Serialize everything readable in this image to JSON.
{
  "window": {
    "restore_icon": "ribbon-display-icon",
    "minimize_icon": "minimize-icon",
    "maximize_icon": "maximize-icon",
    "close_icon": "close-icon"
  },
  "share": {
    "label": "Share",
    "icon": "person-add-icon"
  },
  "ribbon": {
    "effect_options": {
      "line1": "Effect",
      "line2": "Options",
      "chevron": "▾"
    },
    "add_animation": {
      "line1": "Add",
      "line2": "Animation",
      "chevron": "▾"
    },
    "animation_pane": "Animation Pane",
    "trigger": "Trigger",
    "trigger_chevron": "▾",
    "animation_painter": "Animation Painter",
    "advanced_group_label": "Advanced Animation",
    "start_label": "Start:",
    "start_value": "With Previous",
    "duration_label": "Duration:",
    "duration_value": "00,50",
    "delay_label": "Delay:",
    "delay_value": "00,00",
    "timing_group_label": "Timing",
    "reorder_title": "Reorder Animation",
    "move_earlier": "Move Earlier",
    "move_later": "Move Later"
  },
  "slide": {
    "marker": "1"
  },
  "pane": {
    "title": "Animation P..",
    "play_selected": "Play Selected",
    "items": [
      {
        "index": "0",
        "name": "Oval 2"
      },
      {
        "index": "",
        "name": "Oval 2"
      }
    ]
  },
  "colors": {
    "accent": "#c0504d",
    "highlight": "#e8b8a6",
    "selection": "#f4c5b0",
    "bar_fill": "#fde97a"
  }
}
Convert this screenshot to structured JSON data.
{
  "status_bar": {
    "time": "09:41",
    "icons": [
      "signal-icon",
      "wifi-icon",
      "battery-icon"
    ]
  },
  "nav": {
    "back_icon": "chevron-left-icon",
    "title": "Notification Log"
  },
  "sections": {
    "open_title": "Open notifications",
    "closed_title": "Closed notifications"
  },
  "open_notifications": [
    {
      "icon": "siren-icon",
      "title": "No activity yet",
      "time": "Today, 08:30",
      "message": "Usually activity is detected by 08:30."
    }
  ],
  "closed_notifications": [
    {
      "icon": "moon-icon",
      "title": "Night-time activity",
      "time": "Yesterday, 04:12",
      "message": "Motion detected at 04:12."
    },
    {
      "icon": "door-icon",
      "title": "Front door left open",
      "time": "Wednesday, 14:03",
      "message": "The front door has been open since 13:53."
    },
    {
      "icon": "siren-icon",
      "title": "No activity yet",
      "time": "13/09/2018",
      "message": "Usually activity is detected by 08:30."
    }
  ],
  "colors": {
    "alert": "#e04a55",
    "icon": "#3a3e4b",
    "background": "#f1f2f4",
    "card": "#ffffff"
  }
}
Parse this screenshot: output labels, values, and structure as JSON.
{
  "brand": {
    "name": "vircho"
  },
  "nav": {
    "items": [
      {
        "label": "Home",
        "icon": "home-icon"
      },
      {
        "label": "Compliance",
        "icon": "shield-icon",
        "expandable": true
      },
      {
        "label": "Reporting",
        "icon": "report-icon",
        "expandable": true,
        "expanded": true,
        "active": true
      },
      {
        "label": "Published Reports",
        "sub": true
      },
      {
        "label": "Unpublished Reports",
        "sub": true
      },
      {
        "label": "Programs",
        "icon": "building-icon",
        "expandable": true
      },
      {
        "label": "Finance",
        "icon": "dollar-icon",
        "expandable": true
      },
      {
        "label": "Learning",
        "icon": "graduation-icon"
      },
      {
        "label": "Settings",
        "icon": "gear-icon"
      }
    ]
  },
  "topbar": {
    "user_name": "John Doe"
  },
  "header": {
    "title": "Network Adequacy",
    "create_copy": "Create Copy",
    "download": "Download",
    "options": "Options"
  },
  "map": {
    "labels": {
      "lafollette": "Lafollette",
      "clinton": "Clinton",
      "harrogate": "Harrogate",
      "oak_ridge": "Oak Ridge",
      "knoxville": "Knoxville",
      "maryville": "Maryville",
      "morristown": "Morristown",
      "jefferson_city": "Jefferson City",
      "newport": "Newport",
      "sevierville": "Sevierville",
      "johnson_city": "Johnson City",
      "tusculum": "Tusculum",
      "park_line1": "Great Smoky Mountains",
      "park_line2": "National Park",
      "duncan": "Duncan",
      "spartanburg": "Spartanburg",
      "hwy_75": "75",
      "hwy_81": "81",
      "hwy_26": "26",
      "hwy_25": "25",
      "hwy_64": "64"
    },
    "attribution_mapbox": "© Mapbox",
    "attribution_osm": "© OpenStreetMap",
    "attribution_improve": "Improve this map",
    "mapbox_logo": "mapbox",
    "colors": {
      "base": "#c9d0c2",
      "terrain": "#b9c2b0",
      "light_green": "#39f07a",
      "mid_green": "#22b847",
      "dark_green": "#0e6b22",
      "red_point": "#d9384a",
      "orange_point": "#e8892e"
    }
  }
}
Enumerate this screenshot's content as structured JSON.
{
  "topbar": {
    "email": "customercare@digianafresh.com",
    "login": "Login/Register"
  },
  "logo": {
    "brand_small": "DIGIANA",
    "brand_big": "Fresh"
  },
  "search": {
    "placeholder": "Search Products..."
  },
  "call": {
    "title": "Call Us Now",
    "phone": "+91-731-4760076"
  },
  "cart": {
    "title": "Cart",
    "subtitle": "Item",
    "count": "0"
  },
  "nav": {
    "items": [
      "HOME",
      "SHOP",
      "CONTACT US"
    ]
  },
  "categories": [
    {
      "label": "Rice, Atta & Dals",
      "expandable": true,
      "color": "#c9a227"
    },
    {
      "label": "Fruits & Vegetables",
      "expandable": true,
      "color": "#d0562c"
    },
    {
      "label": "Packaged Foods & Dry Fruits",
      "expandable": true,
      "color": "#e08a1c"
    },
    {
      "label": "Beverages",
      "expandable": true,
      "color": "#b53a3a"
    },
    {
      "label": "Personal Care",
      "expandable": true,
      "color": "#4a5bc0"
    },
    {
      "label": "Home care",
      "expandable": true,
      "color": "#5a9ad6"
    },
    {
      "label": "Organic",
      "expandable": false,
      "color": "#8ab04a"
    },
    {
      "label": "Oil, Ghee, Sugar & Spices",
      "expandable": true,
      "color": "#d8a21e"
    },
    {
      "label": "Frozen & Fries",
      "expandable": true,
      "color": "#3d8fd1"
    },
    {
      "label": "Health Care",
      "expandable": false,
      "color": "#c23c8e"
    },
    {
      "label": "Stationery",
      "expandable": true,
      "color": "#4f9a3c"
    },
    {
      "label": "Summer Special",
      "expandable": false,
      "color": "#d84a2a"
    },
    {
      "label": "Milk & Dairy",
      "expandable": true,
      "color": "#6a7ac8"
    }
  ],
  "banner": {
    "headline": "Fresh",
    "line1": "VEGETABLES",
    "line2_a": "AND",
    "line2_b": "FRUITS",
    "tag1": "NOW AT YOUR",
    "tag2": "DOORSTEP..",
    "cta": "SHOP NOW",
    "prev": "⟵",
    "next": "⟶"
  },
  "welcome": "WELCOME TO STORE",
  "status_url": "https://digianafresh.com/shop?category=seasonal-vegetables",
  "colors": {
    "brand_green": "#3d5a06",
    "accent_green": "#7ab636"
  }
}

__________________________________________________

[WHAT YOU NEED TO DO] Restate the listing above word for word.

[WRITTEN SOLUTION]
Serialize everything readable in this image to JSON.
{
  "window": {
    "restore_icon": "ribbon-display-icon",
    "minimize_icon": "minimize-icon",
    "maximize_icon": "maximize-icon",
    "close_icon": "close-icon"
  },
  "share": {
    "label": "Share",
    "icon": "person-add-icon"
  },
  "ribbon": {
    "effect_options": {
      "line1": "Effect",
      "line2": "Options",
      "chevron": "▾"
    },
    "add_animation": {
      "line1": "Add",
      "line2": "Animation",
      "chevron": "▾"
    },
    "animation_pane": "Animation Pane",
    "trigger": "Trigger",
    "trigger_chevron": "▾",
    "animation_painter": "Animation Painter",
    "advanced_group_label": "Advanced Animation",
    "start_label": "Start:",
    "start_value": "With Previous",
    "duration_label": "Duration:",
    "duration_value": "00,50",
    "delay_label": "Delay:",
    "delay_value": "00,00",
    "timing_group_label": "Timing",
    "reorder_title": "Reorder Animation",
    "move_earlier": "Move Earlier",
    "move_later": "Move Later"
  },
  "slide": {
    "marker": "1"
  },
  "pane": {
    "title": "Animation P..",
    "play_selected": "Play Selected",
    "items": [
      {
        "index": "0",
        "name": "Oval 2"
      },
      {
        "index": "",
        "name": "Oval 2"
      }
    ]
  },
  "colors": {
    "accent": "#c0504d",
    "highlight": "#e8b8a6",
    "selection": "#f4c5b0",
    "bar_fill": "#fde97a"
  }
}
Convert this screenshot to structured JSON data.
{
  "status_bar": {
    "time": "09:41",
    "icons": [
      "signal-icon",
      "wifi-icon",
      "battery-icon"
    ]
  },
  "nav": {
    "back_icon": "chevron-left-icon",
    "title": "Notification Log"
  },
  "sections": {
    "open_title": "Open notifications",
    "closed_title": "Closed notifications"
  },
  "open_notifications": [
    {
      "icon": "siren-icon",
      "title": "No activity yet",
      "time": "Today, 08:30",
      "message": "Usually activity is detected by 08:30."
    }
  ],
  "closed_notifications": [
    {
      "icon": "moon-icon",
      "title": "Night-time activity",
      "time": "Yesterday, 04:12",
      "message": "Motion detected at 04:12."
    },
    {
      "icon": "door-icon",
      "title": "Front door left open",
      "time": "Wednesday, 14:03",
      "message": "The front door has been open since 13:53."
    },
    {
      "icon": "siren-icon",
      "title": "No activity yet",
      "time": "13/09/2018",
      "message": "Usually activity is detected by 08:30."
    }
  ],
  "colors": {
    "alert": "#e04a55",
    "icon": "#3a3e4b",
    "background": "#f1f2f4",
    "card": "#ffffff"
  }
}
Parse this screenshot: output labels, values, and structure as JSON.
{
  "brand": {
    "name": "vircho"
  },
  "nav": {
    "items": [
      {
        "label": "Home",
        "icon": "home-icon"
      },
      {
        "label": "Compliance",
        "icon": "shield-icon",
        "expandable": true
      },
      {
        "label": "Reporting",
        "icon": "report-icon",
        "expandable": true,
        "expanded": true,
        "active": true
      },
      {
        "label": "Published Reports",
        "sub": true
      },
      {
        "label": "Unpublished Reports",
        "sub": true
      },
      {
        "label": "Programs",
        "icon": "building-icon",
        "expandable": true
      },
      {
        "label": "Finance",
        "icon": "dollar-icon",
        "expandable": true
      },
      {
        "label": "Learning",
        "icon": "graduation-icon"
      },
      {
        "label": "Settings",
        "icon": "gear-icon"
      }
    ]
  },
  "topbar": {
    "user_name": "John Doe"
  },
  "header": {
    "title": "Network Adequacy",
    "create_copy": "Create Copy",
    "download": "Download",
    "options": "Options"
  },
  "map": {
    "labels": {
      "lafollette": "Lafollette",
      "clinton": "Clinton",
      "harrogate": "Harrogate",
      "oak_ridge": "Oak Ridge",
      "knoxville": "Knoxville",
      "maryville": "Maryville",
      "morristown": "Morristown",
      "jefferson_city": "Jefferson City",
      "newport": "Newport",
      "sevierville": "Sevierville",
      "johnson_city": "Johnson City",
      "tusculum": "Tusculum",
      "park_line1": "Great Smoky Mountains",
      "park_line2": "National Park",
      "duncan": "Duncan",
      "spartanburg": "Spartanburg",
      "hwy_75": "75",
      "hwy_81": "81",
      "hwy_26": "26",
      "hwy_25": "25",
      "hwy_64": "64"
    },
    "attribution_mapbox": "© Mapbox",
    "attribution_osm": "© OpenStreetMap",
    "attribution_improve": "Improve this map",
    "mapbox_logo": "mapbox",
    "colors": {
      "base": "#c9d0c2",
      "terrain": "#b9c2b0",
      "light_green": "#39f07a",
      "mid_green": "#22b847",
      "dark_green": "#0e6b22",
      "red_point": "#d9384a",
      "orange_point": "#e8892e"
    }
  }
}
Enumerate this screenshot's content as structured JSON.
{
  "topbar": {
    "email": "customercare@digianafresh.com",
    "login": "Login/Register"
  },
  "logo": {
    "brand_small": "DIGIANA",
    "brand_big": "Fresh"
  },
  "search": {
    "placeholder": "Search Products..."
  },
  "call": {
    "title": "Call Us Now",
    "phone": "+91-731-4760076"
  },
  "cart": {
    "title": "Cart",
    "subtitle": "Item",
    "count": "0"
  },
  "nav": {
    "items": [
      "HOME",
      "SHOP",
      "CONTACT US"
    ]
  },
  "categories": [
    {
      "label": "Rice, Atta & Dals",
      "expandable": true,
      "color": "#c9a227"
    },
    {
      "label": "Fruits & Vegetables",
      "expandable": true,
      "color": "#d0562c"
    },
    {
      "label": "Packaged Foods & Dry Fruits",
      "expandable": true,
      "color": "#e08a1c"
    },
    {
      "label": "Beverages",
      "expandable": true,
      "color": "#b53a3a"
    },
    {
      "label": "Personal Care",
      "expandable": true,
      "color": "#4a5bc0"
    },
    {
      "label": "Home care",
      "expandable": true,
      "color": "#5a9ad6"
    },
    {
      "label": "Organic",
      "expandable": false,
      "color": "#8ab04a"
    },
    {
      "label": "Oil, Ghee, Sugar & Spices",
      "expandable": true,
      "color": "#d8a21e"
    },
    {
      "label": "Frozen & Fries",
      "expandable": true,
      "color": "#3d8fd1"
    },
    {
      "label": "Health Care",
      "expandable": false,
      "color": "#c23c8e"
    },
    {
      "label": "Stationery",
      "expandable": true,
      "color": "#4f9a3c"
    },
    {
      "label": "Summer Special",
      "expandable": false,
      "color": "#d84a2a"
    },
    {
      "label": "Milk & Dairy",
      "expandable": true,
      "color": "#6a7ac8"
    }
  ],
  "banner": {
    "headline": "Fresh",
    "line1": "VEGETABLES",
    "line2_a": "AND",
    "line2_b": "FRUITS",
    "tag1": "NOW AT YOUR",
    "tag2": "DOORSTEP..",
    "cta": "SHOP NOW",
    "prev": "⟵",
    "next": "⟶"
  },
  "welcome": "WELCOME TO STORE",
  "status_url": "https://digianafresh.com/shop?category=seasonal-vegetables",
  "colors": {
    "brand_green": "#3d5a06",
    "accent_green": "#7ab636"
  }
}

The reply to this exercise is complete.